──────── Task material

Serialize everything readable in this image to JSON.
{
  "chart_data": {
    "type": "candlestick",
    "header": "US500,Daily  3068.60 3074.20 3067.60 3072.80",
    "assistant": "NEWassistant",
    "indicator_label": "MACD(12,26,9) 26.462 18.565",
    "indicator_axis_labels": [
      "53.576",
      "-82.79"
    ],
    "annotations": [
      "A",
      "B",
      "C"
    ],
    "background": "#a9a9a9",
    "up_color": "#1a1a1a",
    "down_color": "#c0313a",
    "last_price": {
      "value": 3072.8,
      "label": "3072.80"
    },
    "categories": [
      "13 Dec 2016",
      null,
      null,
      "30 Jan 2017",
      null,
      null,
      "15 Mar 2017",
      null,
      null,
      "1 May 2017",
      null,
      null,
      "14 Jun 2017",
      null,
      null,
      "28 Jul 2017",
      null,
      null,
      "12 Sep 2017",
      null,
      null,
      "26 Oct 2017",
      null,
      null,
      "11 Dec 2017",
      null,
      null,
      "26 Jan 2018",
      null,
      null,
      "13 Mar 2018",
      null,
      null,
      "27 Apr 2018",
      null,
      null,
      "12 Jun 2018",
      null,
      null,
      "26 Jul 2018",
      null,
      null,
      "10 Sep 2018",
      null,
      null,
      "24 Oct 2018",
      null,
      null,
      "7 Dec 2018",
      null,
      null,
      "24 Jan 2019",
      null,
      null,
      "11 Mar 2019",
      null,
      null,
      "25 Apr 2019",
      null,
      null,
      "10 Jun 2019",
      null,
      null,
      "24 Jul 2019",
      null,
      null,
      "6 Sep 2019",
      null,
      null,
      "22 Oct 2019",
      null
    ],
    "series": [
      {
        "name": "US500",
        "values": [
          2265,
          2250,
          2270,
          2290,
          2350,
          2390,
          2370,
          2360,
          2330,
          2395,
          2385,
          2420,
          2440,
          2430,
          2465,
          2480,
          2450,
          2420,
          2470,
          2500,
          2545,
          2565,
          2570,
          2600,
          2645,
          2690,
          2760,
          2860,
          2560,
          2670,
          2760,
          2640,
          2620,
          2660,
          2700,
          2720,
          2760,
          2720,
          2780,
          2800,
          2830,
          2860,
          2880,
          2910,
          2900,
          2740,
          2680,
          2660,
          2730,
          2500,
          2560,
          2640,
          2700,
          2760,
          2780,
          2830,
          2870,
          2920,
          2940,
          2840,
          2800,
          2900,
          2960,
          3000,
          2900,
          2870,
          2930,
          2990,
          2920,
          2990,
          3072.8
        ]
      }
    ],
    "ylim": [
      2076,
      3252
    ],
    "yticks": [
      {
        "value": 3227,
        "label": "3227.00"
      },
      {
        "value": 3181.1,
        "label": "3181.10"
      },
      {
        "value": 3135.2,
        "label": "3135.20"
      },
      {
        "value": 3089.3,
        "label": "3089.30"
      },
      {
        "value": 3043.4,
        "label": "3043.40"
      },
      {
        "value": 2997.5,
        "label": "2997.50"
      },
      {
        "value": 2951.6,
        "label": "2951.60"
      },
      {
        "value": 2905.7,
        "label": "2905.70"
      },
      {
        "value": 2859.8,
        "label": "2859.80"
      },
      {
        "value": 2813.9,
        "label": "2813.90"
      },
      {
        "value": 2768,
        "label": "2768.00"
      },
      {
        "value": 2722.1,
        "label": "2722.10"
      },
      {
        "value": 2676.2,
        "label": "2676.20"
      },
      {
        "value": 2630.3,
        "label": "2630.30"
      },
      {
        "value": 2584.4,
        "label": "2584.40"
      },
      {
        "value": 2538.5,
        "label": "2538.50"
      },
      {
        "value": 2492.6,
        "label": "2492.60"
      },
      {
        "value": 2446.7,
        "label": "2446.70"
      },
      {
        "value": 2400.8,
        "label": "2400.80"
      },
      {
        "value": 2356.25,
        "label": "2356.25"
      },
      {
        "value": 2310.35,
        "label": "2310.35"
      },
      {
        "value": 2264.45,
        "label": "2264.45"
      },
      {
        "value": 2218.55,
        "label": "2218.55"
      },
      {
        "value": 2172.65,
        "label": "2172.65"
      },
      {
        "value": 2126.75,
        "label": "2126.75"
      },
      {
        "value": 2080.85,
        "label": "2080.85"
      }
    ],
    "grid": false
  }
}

────────────────

--- Problem statement ---
Go through the material above line by line and copy it exactly.

--- Response ---
Serialize everything readable in this image to JSON.
{
  "chart_data": {
    "type": "candlestick",
    "header": "US500,Daily  3068.60 3074.20 3067.60 3072.80",
    "assistant": "NEWassistant",
    "indicator_label": "MACD(12,26,9) 26.462 18.565",
    "indicator_axis_labels": [
      "53.576",
      "-82.79"
    ],
    "annotations": [
      "A",
      "B",
      "C"
    ],
    "background": "#a9a9a9",
    "up_color": "#1a1a1a",
    "down_color": "#c0313a",
    "last_price": {
      "value": 3072.8,
      "label": "3072.80"
    },
    "categories": [
      "13 Dec 2016",
      null,
      null,
      "30 Jan 2017",
      null,
      null,
      "15 Mar 2017",
      null,
      null,
      "1 May 2017",
      null,
      null,
      "14 Jun 2017",
      null,
      null,
      "28 Jul 2017",
      null,
      null,
      "12 Sep 2017",
      null,
      null,
      "26 Oct 2017",
      null,
      null,
      "11 Dec 2017",
      null,
      null,
      "26 Jan 2018",
      null,
      null,
      "13 Mar 2018",
      null,
      null,
      "27 Apr 2018",
      null,
      null,
      "12 Jun 2018",
      null,
      null,
      "26 Jul 2018",
      null,
      null,
      "10 Sep 2018",
      null,
      null,
      "24 Oct 2018",
      null,
      null,
      "7 Dec 2018",
      null,
      null,
      "24 Jan 2019",
      null,
      null,
      "11 Mar 2019",
      null,
      null,
      "25 Apr 2019",
      null,
      null,
      "10 Jun 2019",
      null,
      null,
      "24 Jul 2019",
      null,
      null,
      "6 Sep 2019",
      null,
      null,
      "22 Oct 2019",
      null
    ],
    "series": [
      {
        "name": "US500",
        "values": [
          2265,
          2250,
          2270,
          2290,
          2350,
          2390,
          2370,
          2360,
          2330,
          2395,
          2385,
          2420,
          2440,
          2430,
          2465,
          2480,
          2450,
          2420,
          2470,
          2500,
          2545,
          2565,
          2570,
          2600,
          2645,
          2690,
          2760,
          2860,
          2560,
          2670,
          2760,
          2640,
          2620,
          2660,
          2700,
          2720,
          2760,
          2720,
          2780,
          2800,
          2830,
          2860,
          2880,
          2910,
          2900,
          2740,
          2680,
          2660,
          2730,
          2500,
          2560,
          2640,
          2700,
          2760,
          2780,
          2830,
          2870,
          2920,
          2940,
          2840,
          2800,
          2900,
          2960,
          3000,
          2900,
          2870,
          2930,
          2990,
          2920,
          2990,
          3072.8
        ]
      }
    ],
    "ylim": [
      2076,
      3252
    ],
    "yticks": [
      {
        "value": 3227,
        "label": "3227.00"
      },
      {
        "value": 3181.1,
        "label": "3181.10"
      },
      {
        "value": 3135.2,
        "label": "3135.20"
      },
      {
        "value": 3089.3,
        "label": "3089.30"
      },
      {
        "value": 3043.4,
        "label": "3043.40"
      },
      {
        "value": 2997.5,
        "label": "2997.50"
      },
      {
        "value": 2951.6,
        "label": "2951.60"
      },
      {
        "value": 2905.7,
        "label": "2905.70"
      },
      {
        "value": 2859.8,
        "label": "2859.80"
      },
      {
        "value": 2813.9,
        "label": "2813.90"
      },
      {
        "value": 2768,
        "label": "2768.00"
      },
      {
        "value": 2722.1,
        "label": "2722.10"
      },
      {
        "value": 2676.2,
        "label": "2676.20"
      },
      {
        "value": 2630.3,
        "label": "2630.30"
      },
      {
        "value": 2584.4,
        "label": "2584.40"
      },
      {
        "value": 2538.5,
        "label": "2538.50"
      },
      {
        "value": 2492.6,
        "label": "2492.60"
      },
      {
        "value": 2446.7,
        "label": "2446.70"
      },
      {
        "value": 2400.8,
        "label": "2400.80"
      },
      {
        "value": 2356.25,
        "label": "2356.25"
      },
      {
        "value": 2310.35,
        "label": "2310.35"
      },
      {
        "value": 2264.45,
        "label": "2264.45"
      },
      {
        "value": 2218.55,
        "label": "2218.55"
      },
      {
        "value": 2172.65,
        "label": "2172.65"
      },
      {
        "value": 2126.75,
        "label": "2126.75"
      },
      {
        "value": 2080.85,
        "label": "2080.85"
      }
    ],
    "grid": false
  }
}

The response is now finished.